**TASK REQUIREMENTS**
Give the count of lines in the data that include the string "normalsound", with no added remarks.

**GIVEN RECORDS**
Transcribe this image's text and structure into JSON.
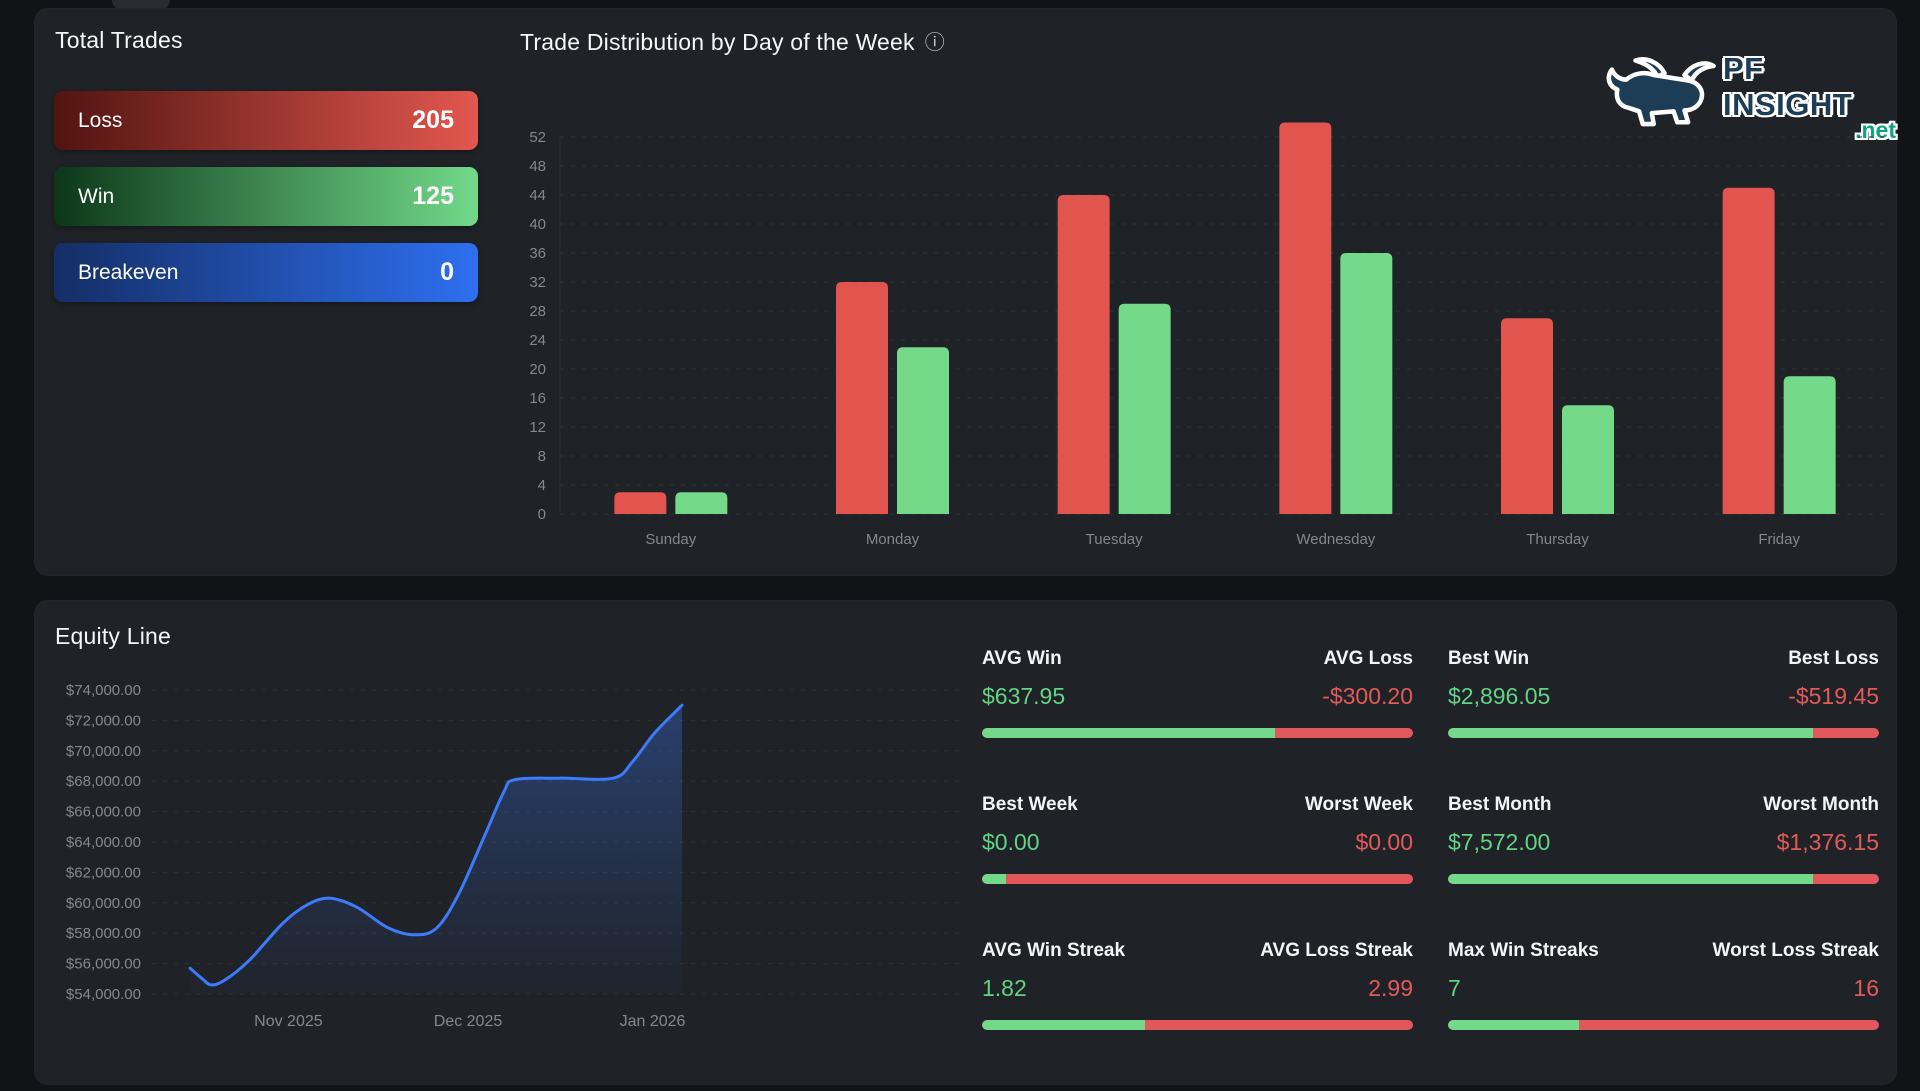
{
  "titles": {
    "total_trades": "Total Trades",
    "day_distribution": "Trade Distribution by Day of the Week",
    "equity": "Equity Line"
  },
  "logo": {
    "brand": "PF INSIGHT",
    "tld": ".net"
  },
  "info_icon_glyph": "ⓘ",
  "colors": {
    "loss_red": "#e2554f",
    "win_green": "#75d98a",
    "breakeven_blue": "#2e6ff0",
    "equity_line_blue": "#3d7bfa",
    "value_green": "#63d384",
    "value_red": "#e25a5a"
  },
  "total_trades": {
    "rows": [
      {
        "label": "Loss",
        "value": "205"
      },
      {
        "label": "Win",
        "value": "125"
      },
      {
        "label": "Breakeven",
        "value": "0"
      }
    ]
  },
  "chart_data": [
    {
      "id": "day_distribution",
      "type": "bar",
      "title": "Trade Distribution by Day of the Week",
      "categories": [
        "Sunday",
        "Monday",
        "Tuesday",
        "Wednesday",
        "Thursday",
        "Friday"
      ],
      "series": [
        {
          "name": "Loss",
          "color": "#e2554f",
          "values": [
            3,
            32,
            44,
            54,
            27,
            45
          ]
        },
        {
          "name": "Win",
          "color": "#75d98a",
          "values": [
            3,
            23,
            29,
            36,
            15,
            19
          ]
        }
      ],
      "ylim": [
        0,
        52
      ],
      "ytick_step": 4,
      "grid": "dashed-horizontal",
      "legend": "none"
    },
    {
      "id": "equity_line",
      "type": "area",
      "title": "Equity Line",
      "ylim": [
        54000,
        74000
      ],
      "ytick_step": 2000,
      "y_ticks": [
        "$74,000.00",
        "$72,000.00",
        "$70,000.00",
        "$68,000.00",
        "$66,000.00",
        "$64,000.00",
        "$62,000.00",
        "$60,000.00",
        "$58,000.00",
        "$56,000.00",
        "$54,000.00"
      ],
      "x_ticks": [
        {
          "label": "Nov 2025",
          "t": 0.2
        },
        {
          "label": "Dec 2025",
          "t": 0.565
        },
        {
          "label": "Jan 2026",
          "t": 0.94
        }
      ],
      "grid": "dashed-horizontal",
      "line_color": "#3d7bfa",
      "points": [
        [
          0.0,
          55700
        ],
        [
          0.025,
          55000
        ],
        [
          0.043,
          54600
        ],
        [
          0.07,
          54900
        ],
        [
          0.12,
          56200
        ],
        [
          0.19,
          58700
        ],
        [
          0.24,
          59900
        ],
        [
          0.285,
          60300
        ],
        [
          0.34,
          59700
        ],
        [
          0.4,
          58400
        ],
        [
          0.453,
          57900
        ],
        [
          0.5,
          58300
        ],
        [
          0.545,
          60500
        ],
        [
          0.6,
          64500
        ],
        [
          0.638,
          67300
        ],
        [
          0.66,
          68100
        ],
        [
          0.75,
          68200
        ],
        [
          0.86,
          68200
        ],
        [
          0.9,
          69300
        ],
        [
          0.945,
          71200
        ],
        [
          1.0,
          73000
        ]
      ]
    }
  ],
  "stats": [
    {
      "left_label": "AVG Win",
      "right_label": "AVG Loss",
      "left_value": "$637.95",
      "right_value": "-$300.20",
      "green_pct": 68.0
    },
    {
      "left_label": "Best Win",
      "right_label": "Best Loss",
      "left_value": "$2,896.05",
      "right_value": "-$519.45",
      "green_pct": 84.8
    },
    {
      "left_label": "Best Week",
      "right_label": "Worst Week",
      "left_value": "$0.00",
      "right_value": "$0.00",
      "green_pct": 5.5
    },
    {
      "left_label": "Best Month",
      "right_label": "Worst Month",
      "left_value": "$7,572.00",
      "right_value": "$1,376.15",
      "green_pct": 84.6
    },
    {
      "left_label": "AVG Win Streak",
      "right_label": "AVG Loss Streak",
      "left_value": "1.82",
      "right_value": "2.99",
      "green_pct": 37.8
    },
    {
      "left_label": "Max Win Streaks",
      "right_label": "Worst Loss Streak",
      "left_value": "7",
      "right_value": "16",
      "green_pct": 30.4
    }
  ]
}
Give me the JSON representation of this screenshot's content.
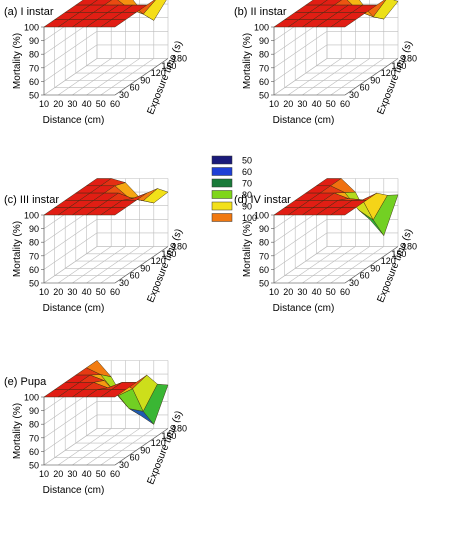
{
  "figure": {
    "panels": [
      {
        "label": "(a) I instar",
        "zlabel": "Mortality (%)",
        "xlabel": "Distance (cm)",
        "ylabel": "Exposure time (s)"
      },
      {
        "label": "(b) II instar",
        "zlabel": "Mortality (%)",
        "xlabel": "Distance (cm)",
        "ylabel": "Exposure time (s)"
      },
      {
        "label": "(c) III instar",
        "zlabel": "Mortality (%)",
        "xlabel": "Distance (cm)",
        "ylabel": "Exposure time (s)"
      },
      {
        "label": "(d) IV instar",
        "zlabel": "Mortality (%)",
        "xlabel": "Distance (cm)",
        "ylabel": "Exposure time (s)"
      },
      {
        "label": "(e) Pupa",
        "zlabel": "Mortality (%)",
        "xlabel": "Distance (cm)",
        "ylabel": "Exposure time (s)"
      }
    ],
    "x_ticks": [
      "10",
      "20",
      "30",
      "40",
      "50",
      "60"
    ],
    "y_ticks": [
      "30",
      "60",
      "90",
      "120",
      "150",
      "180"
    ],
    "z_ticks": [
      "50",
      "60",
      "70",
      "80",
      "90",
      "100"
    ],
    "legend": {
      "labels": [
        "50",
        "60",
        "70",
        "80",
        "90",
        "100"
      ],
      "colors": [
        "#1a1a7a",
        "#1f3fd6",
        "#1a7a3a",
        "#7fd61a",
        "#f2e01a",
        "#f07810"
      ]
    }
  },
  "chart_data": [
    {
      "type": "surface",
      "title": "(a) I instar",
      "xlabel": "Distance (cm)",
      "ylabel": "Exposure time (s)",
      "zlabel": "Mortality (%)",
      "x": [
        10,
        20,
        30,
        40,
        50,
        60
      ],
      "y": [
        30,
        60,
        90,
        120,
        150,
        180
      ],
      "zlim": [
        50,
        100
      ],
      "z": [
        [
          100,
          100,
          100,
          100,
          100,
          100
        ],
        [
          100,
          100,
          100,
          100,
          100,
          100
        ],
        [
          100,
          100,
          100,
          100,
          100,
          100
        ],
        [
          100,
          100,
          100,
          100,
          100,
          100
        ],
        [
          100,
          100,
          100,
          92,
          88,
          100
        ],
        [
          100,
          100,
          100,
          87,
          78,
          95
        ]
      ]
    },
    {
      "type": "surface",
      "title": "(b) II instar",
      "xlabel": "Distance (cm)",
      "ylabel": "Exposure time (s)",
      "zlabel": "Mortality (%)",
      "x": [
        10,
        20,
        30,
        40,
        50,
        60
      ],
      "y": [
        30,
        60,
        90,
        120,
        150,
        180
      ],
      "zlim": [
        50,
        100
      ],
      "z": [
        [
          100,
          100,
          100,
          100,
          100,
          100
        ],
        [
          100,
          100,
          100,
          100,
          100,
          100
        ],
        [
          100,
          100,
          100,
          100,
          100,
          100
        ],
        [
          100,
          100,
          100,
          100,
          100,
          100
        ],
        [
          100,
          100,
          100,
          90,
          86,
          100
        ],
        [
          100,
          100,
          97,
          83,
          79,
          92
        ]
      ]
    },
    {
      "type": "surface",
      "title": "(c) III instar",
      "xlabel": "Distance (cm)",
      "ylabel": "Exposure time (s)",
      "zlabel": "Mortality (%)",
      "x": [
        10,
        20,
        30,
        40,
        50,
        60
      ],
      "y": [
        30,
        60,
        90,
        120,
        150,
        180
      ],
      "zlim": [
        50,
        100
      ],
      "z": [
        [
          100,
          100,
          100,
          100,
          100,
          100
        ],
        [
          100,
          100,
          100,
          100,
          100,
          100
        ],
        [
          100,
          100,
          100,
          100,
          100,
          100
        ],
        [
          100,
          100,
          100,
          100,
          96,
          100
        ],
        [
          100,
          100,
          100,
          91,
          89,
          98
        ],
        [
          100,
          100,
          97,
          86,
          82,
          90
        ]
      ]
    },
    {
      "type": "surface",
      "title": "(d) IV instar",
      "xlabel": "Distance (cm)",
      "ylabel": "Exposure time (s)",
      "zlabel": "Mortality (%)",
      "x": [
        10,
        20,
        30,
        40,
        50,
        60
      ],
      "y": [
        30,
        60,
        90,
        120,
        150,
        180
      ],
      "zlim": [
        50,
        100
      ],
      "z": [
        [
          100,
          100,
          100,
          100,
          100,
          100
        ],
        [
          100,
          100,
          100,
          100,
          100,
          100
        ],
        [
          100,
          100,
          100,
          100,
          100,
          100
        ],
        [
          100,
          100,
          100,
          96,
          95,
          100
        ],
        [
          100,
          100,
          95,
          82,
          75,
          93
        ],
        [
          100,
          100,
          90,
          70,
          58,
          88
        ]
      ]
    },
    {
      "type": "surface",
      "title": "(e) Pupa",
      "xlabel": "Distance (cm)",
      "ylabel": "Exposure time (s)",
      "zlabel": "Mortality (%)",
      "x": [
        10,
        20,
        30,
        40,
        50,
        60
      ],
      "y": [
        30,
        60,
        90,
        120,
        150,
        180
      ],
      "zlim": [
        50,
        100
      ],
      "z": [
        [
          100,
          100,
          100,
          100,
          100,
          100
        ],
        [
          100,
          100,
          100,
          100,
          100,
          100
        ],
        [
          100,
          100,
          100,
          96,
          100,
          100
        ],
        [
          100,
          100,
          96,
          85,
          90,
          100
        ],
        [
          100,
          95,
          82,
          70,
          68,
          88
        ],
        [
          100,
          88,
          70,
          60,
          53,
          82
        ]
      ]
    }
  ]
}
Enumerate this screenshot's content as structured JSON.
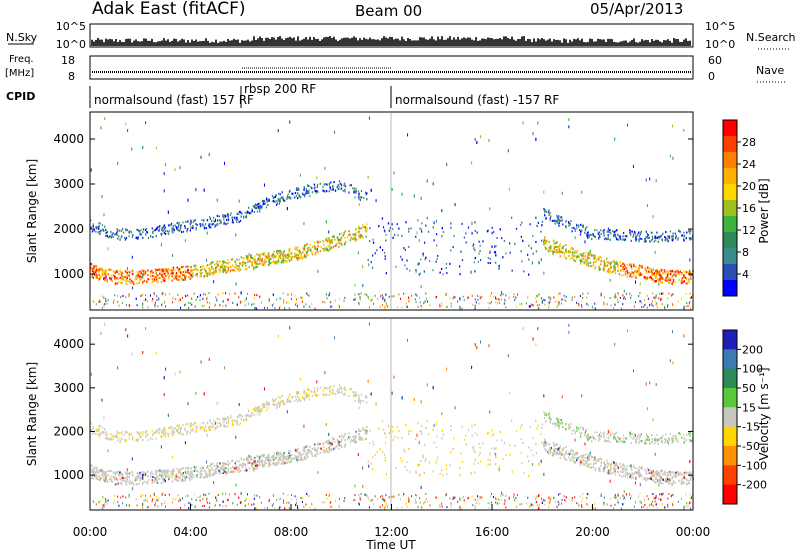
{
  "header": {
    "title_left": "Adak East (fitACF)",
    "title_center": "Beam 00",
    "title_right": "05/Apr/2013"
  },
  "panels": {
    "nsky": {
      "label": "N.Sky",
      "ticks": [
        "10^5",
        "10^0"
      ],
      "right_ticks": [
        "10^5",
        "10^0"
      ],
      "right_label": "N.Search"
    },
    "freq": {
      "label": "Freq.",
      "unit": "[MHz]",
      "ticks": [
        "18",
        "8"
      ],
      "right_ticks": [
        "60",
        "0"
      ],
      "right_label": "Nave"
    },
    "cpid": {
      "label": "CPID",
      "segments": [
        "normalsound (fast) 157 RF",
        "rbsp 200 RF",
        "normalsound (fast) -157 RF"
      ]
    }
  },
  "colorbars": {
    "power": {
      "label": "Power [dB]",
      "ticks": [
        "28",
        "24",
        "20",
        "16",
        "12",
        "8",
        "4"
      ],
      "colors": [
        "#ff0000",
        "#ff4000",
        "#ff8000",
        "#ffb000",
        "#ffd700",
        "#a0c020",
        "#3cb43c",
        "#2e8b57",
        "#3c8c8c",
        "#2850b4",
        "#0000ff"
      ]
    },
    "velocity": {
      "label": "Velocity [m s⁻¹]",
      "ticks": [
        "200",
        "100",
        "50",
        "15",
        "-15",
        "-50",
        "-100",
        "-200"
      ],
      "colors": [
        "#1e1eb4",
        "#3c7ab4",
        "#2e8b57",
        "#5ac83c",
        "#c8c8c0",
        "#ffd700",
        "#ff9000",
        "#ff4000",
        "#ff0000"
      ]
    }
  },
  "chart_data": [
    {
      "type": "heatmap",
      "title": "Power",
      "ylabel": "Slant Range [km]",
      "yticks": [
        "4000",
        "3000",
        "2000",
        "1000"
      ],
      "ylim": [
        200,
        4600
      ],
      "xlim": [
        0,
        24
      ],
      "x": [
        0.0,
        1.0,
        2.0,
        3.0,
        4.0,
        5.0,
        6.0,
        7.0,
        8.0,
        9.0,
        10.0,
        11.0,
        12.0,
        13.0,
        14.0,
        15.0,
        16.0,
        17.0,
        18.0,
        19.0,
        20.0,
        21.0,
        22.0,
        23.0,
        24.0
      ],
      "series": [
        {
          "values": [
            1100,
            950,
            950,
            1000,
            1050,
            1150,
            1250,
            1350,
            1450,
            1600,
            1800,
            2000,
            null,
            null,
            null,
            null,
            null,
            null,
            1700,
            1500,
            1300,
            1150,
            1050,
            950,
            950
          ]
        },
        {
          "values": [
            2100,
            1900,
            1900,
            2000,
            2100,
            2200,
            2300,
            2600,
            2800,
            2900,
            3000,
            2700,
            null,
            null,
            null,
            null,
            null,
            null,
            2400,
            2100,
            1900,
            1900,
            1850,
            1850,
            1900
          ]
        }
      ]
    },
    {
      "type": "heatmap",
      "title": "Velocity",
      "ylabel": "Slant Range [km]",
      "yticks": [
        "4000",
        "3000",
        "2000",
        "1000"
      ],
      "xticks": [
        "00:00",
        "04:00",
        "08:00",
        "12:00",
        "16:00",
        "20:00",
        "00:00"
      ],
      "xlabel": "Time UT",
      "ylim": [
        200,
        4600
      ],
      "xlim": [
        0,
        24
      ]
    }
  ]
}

**RESPONSE FOR THIS EXERCISE**
2